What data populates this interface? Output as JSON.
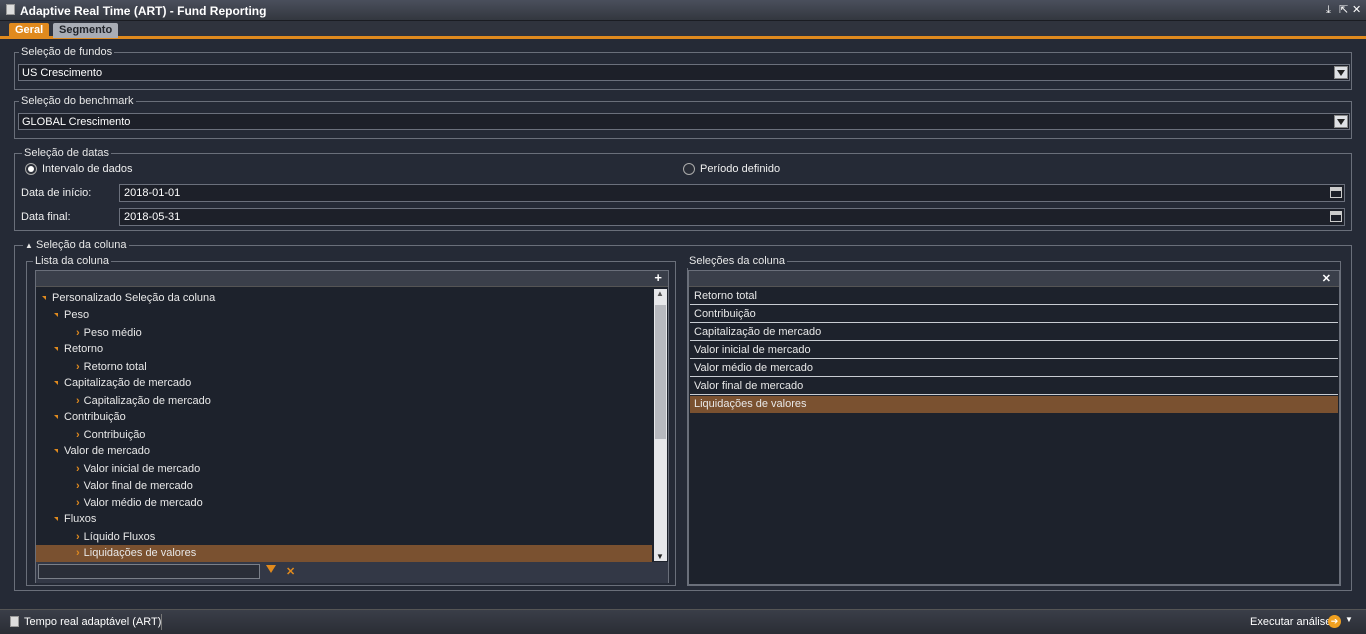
{
  "window": {
    "title": "Adaptive Real Time (ART) - Fund Reporting"
  },
  "tabs": [
    {
      "label": "Geral"
    },
    {
      "label": "Segmento"
    }
  ],
  "funds": {
    "legend": "Seleção de fundos",
    "value": "US Crescimento"
  },
  "benchmark": {
    "legend": "Seleção do benchmark",
    "value": "GLOBAL Crescimento"
  },
  "dates": {
    "legend": "Seleção de datas",
    "range_label": "Intervalo de dados",
    "period_label": "Período definido",
    "start_label": "Data de início:",
    "start_value": "2018-01-01",
    "end_label": "Data final:",
    "end_value": "2018-05-31"
  },
  "columns": {
    "legend": "Seleção da coluna",
    "list_legend": "Lista da coluna",
    "selected_legend": "Seleções da coluna",
    "tree": [
      {
        "label": "Personalizado Seleção da coluna",
        "level": 0,
        "type": "group"
      },
      {
        "label": "Peso",
        "level": 1,
        "type": "group"
      },
      {
        "label": "Peso médio",
        "level": 2,
        "type": "leaf"
      },
      {
        "label": "Retorno",
        "level": 1,
        "type": "group"
      },
      {
        "label": "Retorno total",
        "level": 2,
        "type": "leaf"
      },
      {
        "label": "Capitalização de mercado",
        "level": 1,
        "type": "group"
      },
      {
        "label": "Capitalização de mercado",
        "level": 2,
        "type": "leaf"
      },
      {
        "label": "Contribuição",
        "level": 1,
        "type": "group"
      },
      {
        "label": "Contribuição",
        "level": 2,
        "type": "leaf"
      },
      {
        "label": "Valor de mercado",
        "level": 1,
        "type": "group"
      },
      {
        "label": "Valor inicial de mercado",
        "level": 2,
        "type": "leaf"
      },
      {
        "label": "Valor final de mercado",
        "level": 2,
        "type": "leaf"
      },
      {
        "label": "Valor médio de mercado",
        "level": 2,
        "type": "leaf"
      },
      {
        "label": "Fluxos",
        "level": 1,
        "type": "group"
      },
      {
        "label": "Líquido Fluxos",
        "level": 2,
        "type": "leaf"
      },
      {
        "label": "Liquidações de valores",
        "level": 2,
        "type": "leaf",
        "selected": true
      }
    ],
    "selected": [
      {
        "label": "Retorno total"
      },
      {
        "label": "Contribuição"
      },
      {
        "label": "Capitalização de mercado"
      },
      {
        "label": "Valor inicial de mercado"
      },
      {
        "label": "Valor médio de mercado"
      },
      {
        "label": "Valor final de mercado"
      },
      {
        "label": "Liquidações de valores",
        "selected": true
      }
    ],
    "filter_value": ""
  },
  "status": {
    "left_label": "Tempo real adaptável (ART)",
    "run_label": "Executar análise"
  },
  "colors": {
    "accent": "#e08a1e",
    "selected_row": "#7a5130",
    "background": "#252a36"
  }
}
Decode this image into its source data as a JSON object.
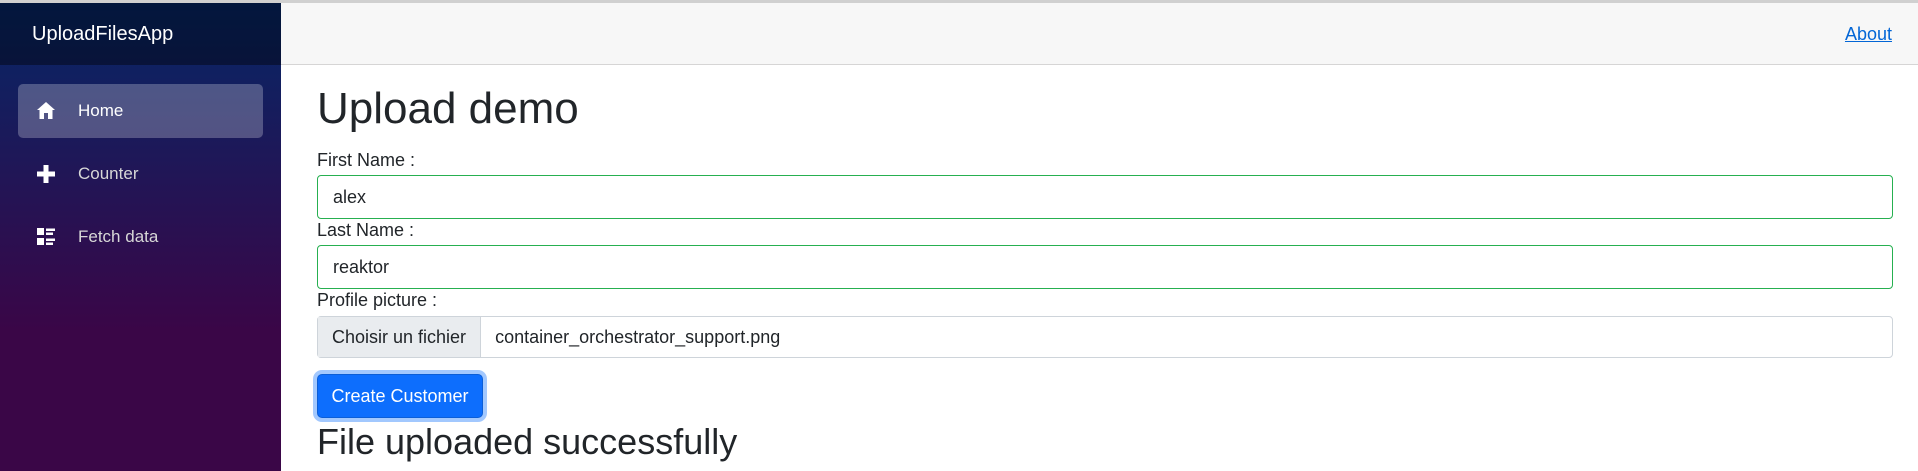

*Instruction*
Every line of text is to be repeated exactly; pictures are left out.

*Result*
What data populates this interface? Output as JSON.
{
  "window": {
    "title": "Adaptive Real Time (ART) - Fund Reporting"
  },
  "tabs": [
    {
      "label": "Geral"
    },
    {
      "label": "Segmento"
    }
  ],
  "funds": {
    "legend": "Seleção de fundos",
    "value": "US Crescimento"
  },
  "benchmark": {
    "legend": "Seleção do benchmark",
    "value": "GLOBAL Crescimento"
  },
  "dates": {
    "legend": "Seleção de datas",
    "range_label": "Intervalo de dados",
    "period_label": "Período definido",
    "start_label": "Data de início:",
    "start_value": "2018-01-01",
    "end_label": "Data final:",
    "end_value": "2018-05-31"
  },
  "columns": {
    "legend": "Seleção da coluna",
    "list_legend": "Lista da coluna",
    "selected_legend": "Seleções da coluna",
    "tree": [
      {
        "label": "Personalizado Seleção da coluna",
        "level": 0,
        "type": "group"
      },
      {
        "label": "Peso",
        "level": 1,
        "type": "group"
      },
      {
        "label": "Peso médio",
        "level": 2,
        "type": "leaf"
      },
      {
        "label": "Retorno",
        "level": 1,
        "type": "group"
      },
      {
        "label": "Retorno total",
        "level": 2,
        "type": "leaf"
      },
      {
        "label": "Capitalização de mercado",
        "level": 1,
        "type": "group"
      },
      {
        "label": "Capitalização de mercado",
        "level": 2,
        "type": "leaf"
      },
      {
        "label": "Contribuição",
        "level": 1,
        "type": "group"
      },
      {
        "label": "Contribuição",
        "level": 2,
        "type": "leaf"
      },
      {
        "label": "Valor de mercado",
        "level": 1,
        "type": "group"
      },
      {
        "label": "Valor inicial de mercado",
        "level": 2,
        "type": "leaf"
      },
      {
        "label": "Valor final de mercado",
        "level": 2,
        "type": "leaf"
      },
      {
        "label": "Valor médio de mercado",
        "level": 2,
        "type": "leaf"
      },
      {
        "label": "Fluxos",
        "level": 1,
        "type": "group"
      },
      {
        "label": "Líquido Fluxos",
        "level": 2,
        "type": "leaf"
      },
      {
        "label": "Liquidações de valores",
        "level": 2,
        "type": "leaf",
        "selected": true
      }
    ],
    "selected": [
      {
        "label": "Retorno total"
      },
      {
        "label": "Contribuição"
      },
      {
        "label": "Capitalização de mercado"
      },
      {
        "label": "Valor inicial de mercado"
      },
      {
        "label": "Valor médio de mercado"
      },
      {
        "label": "Valor final de mercado"
      },
      {
        "label": "Liquidações de valores",
        "selected": true
      }
    ],
    "filter_value": ""
  },
  "status": {
    "left_label": "Tempo real adaptável (ART)",
    "run_label": "Executar análise"
  },
  "colors": {
    "accent": "#e08a1e",
    "selected_row": "#7a5130",
    "background": "#252a36"
  }
}
Decode this image into its source data as a JSON object.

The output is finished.